Exercise directions
Here are some records; return them all exactly.

Entries provided

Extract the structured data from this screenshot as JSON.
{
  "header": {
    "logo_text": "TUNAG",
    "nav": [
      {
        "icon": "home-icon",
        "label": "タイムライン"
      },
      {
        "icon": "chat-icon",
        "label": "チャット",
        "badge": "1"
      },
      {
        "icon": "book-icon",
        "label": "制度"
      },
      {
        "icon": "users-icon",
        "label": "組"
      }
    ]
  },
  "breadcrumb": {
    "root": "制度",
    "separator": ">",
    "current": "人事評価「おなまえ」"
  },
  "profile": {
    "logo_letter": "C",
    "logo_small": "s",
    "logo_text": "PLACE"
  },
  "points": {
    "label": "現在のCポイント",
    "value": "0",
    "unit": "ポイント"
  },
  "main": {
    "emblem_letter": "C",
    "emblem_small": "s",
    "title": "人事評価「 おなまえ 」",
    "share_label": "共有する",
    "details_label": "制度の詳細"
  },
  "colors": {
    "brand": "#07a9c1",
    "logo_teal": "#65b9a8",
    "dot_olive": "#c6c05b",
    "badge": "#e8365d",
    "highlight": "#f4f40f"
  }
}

Reply
Extract the structured data from this screenshot as JSON.
{
  "header": {
    "logo_text": "TUNAG",
    "nav": [
      {
        "icon": "home-icon",
        "label": "タイムライン"
      },
      {
        "icon": "chat-icon",
        "label": "チャット",
        "badge": "1"
      },
      {
        "icon": "book-icon",
        "label": "制度"
      },
      {
        "icon": "users-icon",
        "label": "組"
      }
    ]
  },
  "breadcrumb": {
    "root": "制度",
    "separator": ">",
    "current": "人事評価「おなまえ」"
  },
  "profile": {
    "logo_letter": "C",
    "logo_small": "s",
    "logo_text": "PLACE"
  },
  "points": {
    "label": "現在のCポイント",
    "value": "0",
    "unit": "ポイント"
  },
  "main": {
    "emblem_letter": "C",
    "emblem_small": "s",
    "title": "人事評価「 おなまえ 」",
    "share_label": "共有する",
    "details_label": "制度の詳細"
  },
  "colors": {
    "brand": "#07a9c1",
    "logo_teal": "#65b9a8",
    "dot_olive": "#c6c05b",
    "badge": "#e8365d",
    "highlight": "#f4f40f"
  }
}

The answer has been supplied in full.